* CHALLENGE *
Present the data once more in exactly its original form.

Rows from a dataset
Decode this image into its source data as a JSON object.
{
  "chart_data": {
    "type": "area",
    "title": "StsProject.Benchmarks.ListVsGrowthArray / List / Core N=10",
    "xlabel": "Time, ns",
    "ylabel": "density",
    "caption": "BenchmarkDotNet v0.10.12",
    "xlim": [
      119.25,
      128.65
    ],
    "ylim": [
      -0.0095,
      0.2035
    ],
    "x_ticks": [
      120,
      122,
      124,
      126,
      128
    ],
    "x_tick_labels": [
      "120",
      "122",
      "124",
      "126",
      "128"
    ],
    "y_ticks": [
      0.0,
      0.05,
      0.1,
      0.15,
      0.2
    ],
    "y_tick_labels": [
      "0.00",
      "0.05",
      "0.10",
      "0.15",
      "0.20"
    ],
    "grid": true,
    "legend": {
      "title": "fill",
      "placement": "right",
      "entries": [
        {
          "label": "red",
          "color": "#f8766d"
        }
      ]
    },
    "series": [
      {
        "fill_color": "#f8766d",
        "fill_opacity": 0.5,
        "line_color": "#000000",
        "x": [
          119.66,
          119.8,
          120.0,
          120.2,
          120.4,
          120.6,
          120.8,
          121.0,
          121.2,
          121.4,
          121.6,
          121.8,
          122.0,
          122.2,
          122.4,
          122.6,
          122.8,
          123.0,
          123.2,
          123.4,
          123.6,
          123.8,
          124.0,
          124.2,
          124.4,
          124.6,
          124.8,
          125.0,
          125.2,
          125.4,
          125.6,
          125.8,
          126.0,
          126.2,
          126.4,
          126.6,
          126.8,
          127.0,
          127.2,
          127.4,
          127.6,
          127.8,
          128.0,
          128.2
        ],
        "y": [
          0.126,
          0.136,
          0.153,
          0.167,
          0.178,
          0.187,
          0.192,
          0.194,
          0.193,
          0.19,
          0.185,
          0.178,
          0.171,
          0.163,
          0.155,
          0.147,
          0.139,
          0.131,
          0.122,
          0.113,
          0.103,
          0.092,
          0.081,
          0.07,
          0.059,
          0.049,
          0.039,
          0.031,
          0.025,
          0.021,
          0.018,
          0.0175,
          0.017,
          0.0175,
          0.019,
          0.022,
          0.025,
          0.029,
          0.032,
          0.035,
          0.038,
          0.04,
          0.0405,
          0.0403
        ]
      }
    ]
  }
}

* ANSWER FOR THE TASK *
Decode this image into its source data as a JSON object.
{
  "chart_data": {
    "type": "area",
    "title": "StsProject.Benchmarks.ListVsGrowthArray / List / Core N=10",
    "xlabel": "Time, ns",
    "ylabel": "density",
    "caption": "BenchmarkDotNet v0.10.12",
    "xlim": [
      119.25,
      128.65
    ],
    "ylim": [
      -0.0095,
      0.2035
    ],
    "x_ticks": [
      120,
      122,
      124,
      126,
      128
    ],
    "x_tick_labels": [
      "120",
      "122",
      "124",
      "126",
      "128"
    ],
    "y_ticks": [
      0.0,
      0.05,
      0.1,
      0.15,
      0.2
    ],
    "y_tick_labels": [
      "0.00",
      "0.05",
      "0.10",
      "0.15",
      "0.20"
    ],
    "grid": true,
    "legend": {
      "title": "fill",
      "placement": "right",
      "entries": [
        {
          "label": "red",
          "color": "#f8766d"
        }
      ]
    },
    "series": [
      {
        "fill_color": "#f8766d",
        "fill_opacity": 0.5,
        "line_color": "#000000",
        "x": [
          119.66,
          119.8,
          120.0,
          120.2,
          120.4,
          120.6,
          120.8,
          121.0,
          121.2,
          121.4,
          121.6,
          121.8,
          122.0,
          122.2,
          122.4,
          122.6,
          122.8,
          123.0,
          123.2,
          123.4,
          123.6,
          123.8,
          124.0,
          124.2,
          124.4,
          124.6,
          124.8,
          125.0,
          125.2,
          125.4,
          125.6,
          125.8,
          126.0,
          126.2,
          126.4,
          126.6,
          126.8,
          127.0,
          127.2,
          127.4,
          127.6,
          127.8,
          128.0,
          128.2
        ],
        "y": [
          0.126,
          0.136,
          0.153,
          0.167,
          0.178,
          0.187,
          0.192,
          0.194,
          0.193,
          0.19,
          0.185,
          0.178,
          0.171,
          0.163,
          0.155,
          0.147,
          0.139,
          0.131,
          0.122,
          0.113,
          0.103,
          0.092,
          0.081,
          0.07,
          0.059,
          0.049,
          0.039,
          0.031,
          0.025,
          0.021,
          0.018,
          0.0175,
          0.017,
          0.0175,
          0.019,
          0.022,
          0.025,
          0.029,
          0.032,
          0.035,
          0.038,
          0.04,
          0.0405,
          0.0403
        ]
      }
    ]
  }
}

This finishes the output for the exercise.